**What you are asked to do:**
The records below are made of lines; count those holding the word "value" and give the number only.

**Material for this exercise:**

++++

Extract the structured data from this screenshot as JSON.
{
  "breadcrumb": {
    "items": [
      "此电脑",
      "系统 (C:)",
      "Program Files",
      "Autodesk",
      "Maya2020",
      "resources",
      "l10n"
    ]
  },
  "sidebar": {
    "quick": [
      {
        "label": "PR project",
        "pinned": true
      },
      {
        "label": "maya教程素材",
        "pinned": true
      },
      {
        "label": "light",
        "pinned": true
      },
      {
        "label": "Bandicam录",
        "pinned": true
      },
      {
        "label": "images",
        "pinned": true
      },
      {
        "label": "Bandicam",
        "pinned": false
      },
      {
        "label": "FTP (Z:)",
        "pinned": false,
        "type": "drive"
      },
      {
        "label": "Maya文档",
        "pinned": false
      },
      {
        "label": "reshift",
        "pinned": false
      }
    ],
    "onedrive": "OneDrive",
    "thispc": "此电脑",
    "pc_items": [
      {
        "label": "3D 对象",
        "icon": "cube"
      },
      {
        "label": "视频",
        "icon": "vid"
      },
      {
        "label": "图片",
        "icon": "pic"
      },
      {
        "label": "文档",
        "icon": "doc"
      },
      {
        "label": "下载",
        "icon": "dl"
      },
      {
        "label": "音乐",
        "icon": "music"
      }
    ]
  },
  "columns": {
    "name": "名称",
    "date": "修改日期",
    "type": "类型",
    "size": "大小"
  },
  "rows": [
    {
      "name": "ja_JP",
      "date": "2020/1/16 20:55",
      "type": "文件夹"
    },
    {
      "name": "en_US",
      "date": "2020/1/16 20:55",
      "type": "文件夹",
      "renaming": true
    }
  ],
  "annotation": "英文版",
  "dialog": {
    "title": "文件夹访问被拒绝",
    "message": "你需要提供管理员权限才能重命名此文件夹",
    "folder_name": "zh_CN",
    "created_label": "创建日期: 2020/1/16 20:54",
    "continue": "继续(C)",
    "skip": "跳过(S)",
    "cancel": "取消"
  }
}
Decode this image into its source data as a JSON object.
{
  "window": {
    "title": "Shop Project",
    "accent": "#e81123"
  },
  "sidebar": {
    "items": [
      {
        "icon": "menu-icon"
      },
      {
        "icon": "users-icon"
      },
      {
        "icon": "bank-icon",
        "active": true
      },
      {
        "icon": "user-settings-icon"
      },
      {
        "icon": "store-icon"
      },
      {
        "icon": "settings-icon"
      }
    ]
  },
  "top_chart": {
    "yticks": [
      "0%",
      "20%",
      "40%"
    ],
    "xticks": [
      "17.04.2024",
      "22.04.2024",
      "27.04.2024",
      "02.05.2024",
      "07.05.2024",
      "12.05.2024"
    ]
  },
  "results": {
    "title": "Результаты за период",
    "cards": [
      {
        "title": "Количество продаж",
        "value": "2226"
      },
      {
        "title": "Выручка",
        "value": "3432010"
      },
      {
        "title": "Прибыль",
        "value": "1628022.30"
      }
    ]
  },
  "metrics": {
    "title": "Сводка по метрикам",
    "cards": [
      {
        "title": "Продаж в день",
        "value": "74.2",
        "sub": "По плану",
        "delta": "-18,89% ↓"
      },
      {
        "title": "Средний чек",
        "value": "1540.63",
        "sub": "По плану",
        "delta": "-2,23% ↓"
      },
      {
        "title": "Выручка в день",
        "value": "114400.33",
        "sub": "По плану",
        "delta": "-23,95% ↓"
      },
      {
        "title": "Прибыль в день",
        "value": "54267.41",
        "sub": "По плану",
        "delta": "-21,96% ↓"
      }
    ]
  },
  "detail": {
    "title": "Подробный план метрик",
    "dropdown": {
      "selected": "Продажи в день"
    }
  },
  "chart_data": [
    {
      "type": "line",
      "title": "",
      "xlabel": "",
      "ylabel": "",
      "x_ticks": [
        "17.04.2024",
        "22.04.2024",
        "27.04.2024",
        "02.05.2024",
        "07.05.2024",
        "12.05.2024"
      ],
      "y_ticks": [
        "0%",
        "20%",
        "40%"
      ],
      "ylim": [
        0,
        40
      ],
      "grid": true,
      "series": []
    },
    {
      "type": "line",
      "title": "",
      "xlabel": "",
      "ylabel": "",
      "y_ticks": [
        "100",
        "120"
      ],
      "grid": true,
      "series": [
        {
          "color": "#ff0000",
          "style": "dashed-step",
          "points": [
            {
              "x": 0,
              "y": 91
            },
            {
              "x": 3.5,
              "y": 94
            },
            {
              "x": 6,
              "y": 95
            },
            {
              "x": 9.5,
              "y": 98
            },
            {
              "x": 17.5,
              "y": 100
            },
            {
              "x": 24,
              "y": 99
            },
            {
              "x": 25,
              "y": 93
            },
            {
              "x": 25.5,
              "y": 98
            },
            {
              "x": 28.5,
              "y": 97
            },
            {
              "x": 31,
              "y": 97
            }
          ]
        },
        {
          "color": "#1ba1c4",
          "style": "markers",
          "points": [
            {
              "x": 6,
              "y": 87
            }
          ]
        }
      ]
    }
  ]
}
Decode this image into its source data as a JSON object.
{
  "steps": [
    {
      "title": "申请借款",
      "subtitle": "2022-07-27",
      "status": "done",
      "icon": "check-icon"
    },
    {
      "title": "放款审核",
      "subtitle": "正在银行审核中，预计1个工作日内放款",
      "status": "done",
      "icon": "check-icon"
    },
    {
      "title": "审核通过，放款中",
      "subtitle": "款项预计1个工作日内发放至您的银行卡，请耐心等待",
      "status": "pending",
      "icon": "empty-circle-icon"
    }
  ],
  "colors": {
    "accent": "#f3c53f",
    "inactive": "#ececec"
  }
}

++++

**Exercise response:**
7